- What is expected
Reproduce each line exactly, including spacing and punctuation.

--------------------

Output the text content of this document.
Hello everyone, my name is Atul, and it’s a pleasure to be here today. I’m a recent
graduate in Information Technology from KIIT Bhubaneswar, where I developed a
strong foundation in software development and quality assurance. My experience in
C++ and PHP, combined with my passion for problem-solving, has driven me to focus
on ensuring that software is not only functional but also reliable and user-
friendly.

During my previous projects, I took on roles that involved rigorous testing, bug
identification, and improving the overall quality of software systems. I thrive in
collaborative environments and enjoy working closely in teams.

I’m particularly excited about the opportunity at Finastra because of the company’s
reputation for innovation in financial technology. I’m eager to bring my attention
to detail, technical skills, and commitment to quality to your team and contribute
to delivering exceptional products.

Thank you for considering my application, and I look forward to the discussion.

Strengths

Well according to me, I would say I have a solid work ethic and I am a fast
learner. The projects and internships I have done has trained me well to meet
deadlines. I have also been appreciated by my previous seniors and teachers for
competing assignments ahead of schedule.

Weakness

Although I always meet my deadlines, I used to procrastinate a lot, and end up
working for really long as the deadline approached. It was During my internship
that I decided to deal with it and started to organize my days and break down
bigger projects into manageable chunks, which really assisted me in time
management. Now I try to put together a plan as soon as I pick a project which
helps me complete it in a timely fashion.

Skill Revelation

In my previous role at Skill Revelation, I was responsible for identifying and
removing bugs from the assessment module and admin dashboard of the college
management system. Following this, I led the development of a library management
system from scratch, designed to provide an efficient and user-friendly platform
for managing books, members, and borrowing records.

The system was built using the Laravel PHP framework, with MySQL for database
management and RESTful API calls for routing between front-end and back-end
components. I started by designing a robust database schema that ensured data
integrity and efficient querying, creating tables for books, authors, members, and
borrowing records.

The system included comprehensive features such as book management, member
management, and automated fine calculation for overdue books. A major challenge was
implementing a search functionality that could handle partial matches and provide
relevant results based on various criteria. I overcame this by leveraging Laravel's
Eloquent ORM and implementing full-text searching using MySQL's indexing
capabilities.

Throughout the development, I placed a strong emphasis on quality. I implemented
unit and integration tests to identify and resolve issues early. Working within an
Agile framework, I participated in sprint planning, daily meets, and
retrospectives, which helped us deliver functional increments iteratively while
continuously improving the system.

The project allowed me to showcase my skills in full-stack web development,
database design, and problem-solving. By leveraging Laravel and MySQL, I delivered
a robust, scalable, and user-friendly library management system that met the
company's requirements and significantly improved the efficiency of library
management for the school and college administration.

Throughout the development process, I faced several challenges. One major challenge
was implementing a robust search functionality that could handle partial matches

--------------------

- Full response
Output the text content of this document.
Hello everyone, my name is Atul, and it’s a pleasure to be here today. I’m a recent
graduate in Information Technology from KIIT Bhubaneswar, where I developed a
strong foundation in software development and quality assurance. My experience in
C++ and PHP, combined with my passion for problem-solving, has driven me to focus
on ensuring that software is not only functional but also reliable and user-
friendly.

During my previous projects, I took on roles that involved rigorous testing, bug
identification, and improving the overall quality of software systems. I thrive in
collaborative environments and enjoy working closely in teams.

I’m particularly excited about the opportunity at Finastra because of the company’s
reputation for innovation in financial technology. I’m eager to bring my attention
to detail, technical skills, and commitment to quality to your team and contribute
to delivering exceptional products.

Thank you for considering my application, and I look forward to the discussion.

Strengths

Well according to me, I would say I have a solid work ethic and I am a fast
learner. The projects and internships I have done has trained me well to meet
deadlines. I have also been appreciated by my previous seniors and teachers for
competing assignments ahead of schedule.

Weakness

Although I always meet my deadlines, I used to procrastinate a lot, and end up
working for really long as the deadline approached. It was During my internship
that I decided to deal with it and started to organize my days and break down
bigger projects into manageable chunks, which really assisted me in time
management. Now I try to put together a plan as soon as I pick a project which
helps me complete it in a timely fashion.

Skill Revelation

In my previous role at Skill Revelation, I was responsible for identifying and
removing bugs from the assessment module and admin dashboard of the college
management system. Following this, I led the development of a library management
system from scratch, designed to provide an efficient and user-friendly platform
for managing books, members, and borrowing records.

The system was built using the Laravel PHP framework, with MySQL for database
management and RESTful API calls for routing between front-end and back-end
components. I started by designing a robust database schema that ensured data
integrity and efficient querying, creating tables for books, authors, members, and
borrowing records.

The system included comprehensive features such as book management, member
management, and automated fine calculation for overdue books. A major challenge was
implementing a search functionality that could handle partial matches and provide
relevant results based on various criteria. I overcame this by leveraging Laravel's
Eloquent ORM and implementing full-text searching using MySQL's indexing
capabilities.

Throughout the development, I placed a strong emphasis on quality. I implemented
unit and integration tests to identify and resolve issues early. Working within an
Agile framework, I participated in sprint planning, daily meets, and
retrospectives, which helped us deliver functional increments iteratively while
continuously improving the system.

The project allowed me to showcase my skills in full-stack web development,
database design, and problem-solving. By leveraging Laravel and MySQL, I delivered
a robust, scalable, and user-friendly library management system that met the
company's requirements and significantly improved the efficiency of library
management for the school and college administration.

Throughout the development process, I faced several challenges. One major challenge
was implementing a robust search functionality that could handle partial matches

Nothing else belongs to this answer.